Please copy out every line of the listing below, word for word and character for character.
====
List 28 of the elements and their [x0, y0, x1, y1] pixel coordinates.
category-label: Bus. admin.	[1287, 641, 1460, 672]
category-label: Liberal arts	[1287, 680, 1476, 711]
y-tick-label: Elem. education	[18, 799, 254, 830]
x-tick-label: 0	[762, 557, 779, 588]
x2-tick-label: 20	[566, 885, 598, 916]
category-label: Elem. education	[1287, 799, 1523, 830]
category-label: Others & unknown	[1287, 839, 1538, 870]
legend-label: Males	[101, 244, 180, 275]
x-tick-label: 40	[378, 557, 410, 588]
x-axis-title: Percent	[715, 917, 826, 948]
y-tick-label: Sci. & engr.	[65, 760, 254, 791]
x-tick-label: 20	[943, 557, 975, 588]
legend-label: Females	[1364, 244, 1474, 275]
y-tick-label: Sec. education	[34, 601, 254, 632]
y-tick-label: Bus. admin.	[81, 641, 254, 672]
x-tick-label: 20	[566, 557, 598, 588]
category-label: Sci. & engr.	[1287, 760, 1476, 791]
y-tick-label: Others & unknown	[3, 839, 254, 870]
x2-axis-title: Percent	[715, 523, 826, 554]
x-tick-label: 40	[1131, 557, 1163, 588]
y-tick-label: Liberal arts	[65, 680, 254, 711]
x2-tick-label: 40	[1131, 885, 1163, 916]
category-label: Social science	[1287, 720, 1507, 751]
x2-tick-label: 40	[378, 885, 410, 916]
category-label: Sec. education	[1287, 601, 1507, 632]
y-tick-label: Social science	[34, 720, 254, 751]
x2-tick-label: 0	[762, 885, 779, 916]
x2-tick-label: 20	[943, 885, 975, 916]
====
■ In response:
List 28 of the elements and their [x0, y0, x1, y1] pixel coordinates.
category-label: Bus. admin.	[1287, 641, 1460, 672]
category-label: Liberal arts	[1287, 680, 1476, 711]
y-tick-label: Elem. education	[18, 799, 254, 830]
x-tick-label: 0	[762, 557, 779, 588]
x2-tick-label: 20	[566, 885, 598, 916]
category-label: Elem. education	[1287, 799, 1523, 830]
category-label: Others & unknown	[1287, 839, 1538, 870]
legend-label: Males	[101, 244, 180, 275]
x-tick-label: 40	[378, 557, 410, 588]
x-axis-title: Percent	[715, 917, 826, 948]
y-tick-label: Sci. & engr.	[65, 760, 254, 791]
x-tick-label: 20	[943, 557, 975, 588]
legend-label: Females	[1364, 244, 1474, 275]
y-tick-label: Sec. education	[34, 601, 254, 632]
y-tick-label: Bus. admin.	[81, 641, 254, 672]
x-tick-label: 20	[566, 557, 598, 588]
category-label: Sci. & engr.	[1287, 760, 1476, 791]
y-tick-label: Others & unknown	[3, 839, 254, 870]
x2-axis-title: Percent	[715, 523, 826, 554]
x-tick-label: 40	[1131, 557, 1163, 588]
y-tick-label: Liberal arts	[65, 680, 254, 711]
x2-tick-label: 40	[1131, 885, 1163, 916]
category-label: Social science	[1287, 720, 1507, 751]
x2-tick-label: 40	[378, 885, 410, 916]
category-label: Sec. education	[1287, 601, 1507, 632]
y-tick-label: Social science	[34, 720, 254, 751]
x2-tick-label: 0	[762, 885, 779, 916]
x2-tick-label: 20	[943, 885, 975, 916]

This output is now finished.